* Start Supplied records *
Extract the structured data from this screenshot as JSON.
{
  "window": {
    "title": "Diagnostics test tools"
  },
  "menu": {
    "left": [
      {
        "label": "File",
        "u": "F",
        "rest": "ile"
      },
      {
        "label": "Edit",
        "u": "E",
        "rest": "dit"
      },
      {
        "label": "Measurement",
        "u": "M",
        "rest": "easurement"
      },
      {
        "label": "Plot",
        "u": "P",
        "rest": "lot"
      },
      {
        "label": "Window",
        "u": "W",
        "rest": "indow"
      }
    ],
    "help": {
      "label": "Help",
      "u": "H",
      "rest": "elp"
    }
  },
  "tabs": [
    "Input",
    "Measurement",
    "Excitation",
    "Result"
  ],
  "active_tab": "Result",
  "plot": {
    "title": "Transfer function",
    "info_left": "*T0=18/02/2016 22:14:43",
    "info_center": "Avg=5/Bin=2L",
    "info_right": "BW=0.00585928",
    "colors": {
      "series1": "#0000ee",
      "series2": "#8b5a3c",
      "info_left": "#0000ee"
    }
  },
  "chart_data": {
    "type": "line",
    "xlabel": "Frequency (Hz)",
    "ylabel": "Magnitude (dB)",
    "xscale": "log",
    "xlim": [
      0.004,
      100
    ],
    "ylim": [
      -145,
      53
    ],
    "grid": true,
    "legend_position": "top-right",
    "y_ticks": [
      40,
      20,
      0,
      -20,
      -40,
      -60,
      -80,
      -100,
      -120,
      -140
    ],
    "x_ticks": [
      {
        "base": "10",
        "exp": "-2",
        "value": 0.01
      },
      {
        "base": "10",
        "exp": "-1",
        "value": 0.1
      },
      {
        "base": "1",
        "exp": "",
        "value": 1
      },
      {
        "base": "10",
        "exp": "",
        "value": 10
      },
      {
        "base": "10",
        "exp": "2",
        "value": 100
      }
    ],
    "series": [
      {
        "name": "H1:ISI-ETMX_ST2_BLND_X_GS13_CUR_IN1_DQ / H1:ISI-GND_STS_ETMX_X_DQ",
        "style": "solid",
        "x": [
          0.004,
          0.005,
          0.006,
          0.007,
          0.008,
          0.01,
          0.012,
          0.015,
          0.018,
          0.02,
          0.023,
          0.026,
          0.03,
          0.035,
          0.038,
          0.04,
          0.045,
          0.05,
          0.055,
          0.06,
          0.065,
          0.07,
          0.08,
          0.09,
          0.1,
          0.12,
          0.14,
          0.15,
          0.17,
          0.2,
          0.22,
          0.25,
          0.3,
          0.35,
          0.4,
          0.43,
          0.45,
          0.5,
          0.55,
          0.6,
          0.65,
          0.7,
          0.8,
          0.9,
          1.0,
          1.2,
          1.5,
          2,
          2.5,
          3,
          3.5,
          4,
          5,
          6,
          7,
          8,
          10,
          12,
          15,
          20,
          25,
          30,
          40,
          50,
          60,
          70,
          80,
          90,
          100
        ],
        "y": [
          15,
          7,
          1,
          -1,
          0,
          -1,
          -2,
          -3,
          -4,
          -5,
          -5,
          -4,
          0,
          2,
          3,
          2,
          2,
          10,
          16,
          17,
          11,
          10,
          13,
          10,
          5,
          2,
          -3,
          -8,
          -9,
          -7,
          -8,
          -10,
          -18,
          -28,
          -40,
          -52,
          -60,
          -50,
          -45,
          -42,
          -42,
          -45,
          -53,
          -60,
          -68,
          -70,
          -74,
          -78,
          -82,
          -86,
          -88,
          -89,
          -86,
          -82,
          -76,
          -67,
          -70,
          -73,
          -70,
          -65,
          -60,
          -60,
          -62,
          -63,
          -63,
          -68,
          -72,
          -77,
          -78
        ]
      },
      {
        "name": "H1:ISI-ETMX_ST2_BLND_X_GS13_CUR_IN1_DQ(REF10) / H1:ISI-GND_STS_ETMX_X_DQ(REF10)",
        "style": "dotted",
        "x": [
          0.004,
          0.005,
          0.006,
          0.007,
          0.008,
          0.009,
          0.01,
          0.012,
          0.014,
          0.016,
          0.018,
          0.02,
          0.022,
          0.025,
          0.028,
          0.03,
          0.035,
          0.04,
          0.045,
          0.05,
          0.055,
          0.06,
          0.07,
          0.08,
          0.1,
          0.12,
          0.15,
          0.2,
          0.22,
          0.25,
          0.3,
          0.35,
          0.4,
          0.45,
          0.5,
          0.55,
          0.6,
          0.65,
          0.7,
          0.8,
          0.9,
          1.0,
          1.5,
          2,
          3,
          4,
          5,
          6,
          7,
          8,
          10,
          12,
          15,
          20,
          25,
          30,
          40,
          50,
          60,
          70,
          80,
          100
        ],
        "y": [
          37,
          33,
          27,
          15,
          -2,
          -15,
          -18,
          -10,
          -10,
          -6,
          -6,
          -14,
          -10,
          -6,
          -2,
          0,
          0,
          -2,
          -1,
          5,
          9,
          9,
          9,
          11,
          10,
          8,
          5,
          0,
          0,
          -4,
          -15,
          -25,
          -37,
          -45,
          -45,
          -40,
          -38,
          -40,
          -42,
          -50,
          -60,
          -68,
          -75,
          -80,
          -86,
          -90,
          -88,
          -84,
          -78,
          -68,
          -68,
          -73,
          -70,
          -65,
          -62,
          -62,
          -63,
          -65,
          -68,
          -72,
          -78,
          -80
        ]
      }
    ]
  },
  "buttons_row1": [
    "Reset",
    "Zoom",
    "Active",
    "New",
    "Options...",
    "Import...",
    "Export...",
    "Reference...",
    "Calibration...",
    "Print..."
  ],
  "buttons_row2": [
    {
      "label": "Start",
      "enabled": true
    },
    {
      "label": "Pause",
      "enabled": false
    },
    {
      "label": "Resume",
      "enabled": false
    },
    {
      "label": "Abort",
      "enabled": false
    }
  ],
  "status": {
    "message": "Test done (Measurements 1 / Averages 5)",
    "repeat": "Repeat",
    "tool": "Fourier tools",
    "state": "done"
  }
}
* End Supplied records *
**Aim of the task**
Write the data back out verbatim.

**Right answer**
Extract the structured data from this screenshot as JSON.
{
  "window": {
    "title": "Diagnostics test tools"
  },
  "menu": {
    "left": [
      {
        "label": "File",
        "u": "F",
        "rest": "ile"
      },
      {
        "label": "Edit",
        "u": "E",
        "rest": "dit"
      },
      {
        "label": "Measurement",
        "u": "M",
        "rest": "easurement"
      },
      {
        "label": "Plot",
        "u": "P",
        "rest": "lot"
      },
      {
        "label": "Window",
        "u": "W",
        "rest": "indow"
      }
    ],
    "help": {
      "label": "Help",
      "u": "H",
      "rest": "elp"
    }
  },
  "tabs": [
    "Input",
    "Measurement",
    "Excitation",
    "Result"
  ],
  "active_tab": "Result",
  "plot": {
    "title": "Transfer function",
    "info_left": "*T0=18/02/2016 22:14:43",
    "info_center": "Avg=5/Bin=2L",
    "info_right": "BW=0.00585928",
    "colors": {
      "series1": "#0000ee",
      "series2": "#8b5a3c",
      "info_left": "#0000ee"
    }
  },
  "chart_data": {
    "type": "line",
    "xlabel": "Frequency (Hz)",
    "ylabel": "Magnitude (dB)",
    "xscale": "log",
    "xlim": [
      0.004,
      100
    ],
    "ylim": [
      -145,
      53
    ],
    "grid": true,
    "legend_position": "top-right",
    "y_ticks": [
      40,
      20,
      0,
      -20,
      -40,
      -60,
      -80,
      -100,
      -120,
      -140
    ],
    "x_ticks": [
      {
        "base": "10",
        "exp": "-2",
        "value": 0.01
      },
      {
        "base": "10",
        "exp": "-1",
        "value": 0.1
      },
      {
        "base": "1",
        "exp": "",
        "value": 1
      },
      {
        "base": "10",
        "exp": "",
        "value": 10
      },
      {
        "base": "10",
        "exp": "2",
        "value": 100
      }
    ],
    "series": [
      {
        "name": "H1:ISI-ETMX_ST2_BLND_X_GS13_CUR_IN1_DQ / H1:ISI-GND_STS_ETMX_X_DQ",
        "style": "solid",
        "x": [
          0.004,
          0.005,
          0.006,
          0.007,
          0.008,
          0.01,
          0.012,
          0.015,
          0.018,
          0.02,
          0.023,
          0.026,
          0.03,
          0.035,
          0.038,
          0.04,
          0.045,
          0.05,
          0.055,
          0.06,
          0.065,
          0.07,
          0.08,
          0.09,
          0.1,
          0.12,
          0.14,
          0.15,
          0.17,
          0.2,
          0.22,
          0.25,
          0.3,
          0.35,
          0.4,
          0.43,
          0.45,
          0.5,
          0.55,
          0.6,
          0.65,
          0.7,
          0.8,
          0.9,
          1.0,
          1.2,
          1.5,
          2,
          2.5,
          3,
          3.5,
          4,
          5,
          6,
          7,
          8,
          10,
          12,
          15,
          20,
          25,
          30,
          40,
          50,
          60,
          70,
          80,
          90,
          100
        ],
        "y": [
          15,
          7,
          1,
          -1,
          0,
          -1,
          -2,
          -3,
          -4,
          -5,
          -5,
          -4,
          0,
          2,
          3,
          2,
          2,
          10,
          16,
          17,
          11,
          10,
          13,
          10,
          5,
          2,
          -3,
          -8,
          -9,
          -7,
          -8,
          -10,
          -18,
          -28,
          -40,
          -52,
          -60,
          -50,
          -45,
          -42,
          -42,
          -45,
          -53,
          -60,
          -68,
          -70,
          -74,
          -78,
          -82,
          -86,
          -88,
          -89,
          -86,
          -82,
          -76,
          -67,
          -70,
          -73,
          -70,
          -65,
          -60,
          -60,
          -62,
          -63,
          -63,
          -68,
          -72,
          -77,
          -78
        ]
      },
      {
        "name": "H1:ISI-ETMX_ST2_BLND_X_GS13_CUR_IN1_DQ(REF10) / H1:ISI-GND_STS_ETMX_X_DQ(REF10)",
        "style": "dotted",
        "x": [
          0.004,
          0.005,
          0.006,
          0.007,
          0.008,
          0.009,
          0.01,
          0.012,
          0.014,
          0.016,
          0.018,
          0.02,
          0.022,
          0.025,
          0.028,
          0.03,
          0.035,
          0.04,
          0.045,
          0.05,
          0.055,
          0.06,
          0.07,
          0.08,
          0.1,
          0.12,
          0.15,
          0.2,
          0.22,
          0.25,
          0.3,
          0.35,
          0.4,
          0.45,
          0.5,
          0.55,
          0.6,
          0.65,
          0.7,
          0.8,
          0.9,
          1.0,
          1.5,
          2,
          3,
          4,
          5,
          6,
          7,
          8,
          10,
          12,
          15,
          20,
          25,
          30,
          40,
          50,
          60,
          70,
          80,
          100
        ],
        "y": [
          37,
          33,
          27,
          15,
          -2,
          -15,
          -18,
          -10,
          -10,
          -6,
          -6,
          -14,
          -10,
          -6,
          -2,
          0,
          0,
          -2,
          -1,
          5,
          9,
          9,
          9,
          11,
          10,
          8,
          5,
          0,
          0,
          -4,
          -15,
          -25,
          -37,
          -45,
          -45,
          -40,
          -38,
          -40,
          -42,
          -50,
          -60,
          -68,
          -75,
          -80,
          -86,
          -90,
          -88,
          -84,
          -78,
          -68,
          -68,
          -73,
          -70,
          -65,
          -62,
          -62,
          -63,
          -65,
          -68,
          -72,
          -78,
          -80
        ]
      }
    ]
  },
  "buttons_row1": [
    "Reset",
    "Zoom",
    "Active",
    "New",
    "Options...",
    "Import...",
    "Export...",
    "Reference...",
    "Calibration...",
    "Print..."
  ],
  "buttons_row2": [
    {
      "label": "Start",
      "enabled": true
    },
    {
      "label": "Pause",
      "enabled": false
    },
    {
      "label": "Resume",
      "enabled": false
    },
    {
      "label": "Abort",
      "enabled": false
    }
  ],
  "status": {
    "message": "Test done (Measurements 1 / Averages 5)",
    "repeat": "Repeat",
    "tool": "Fourier tools",
    "state": "done"
  }
}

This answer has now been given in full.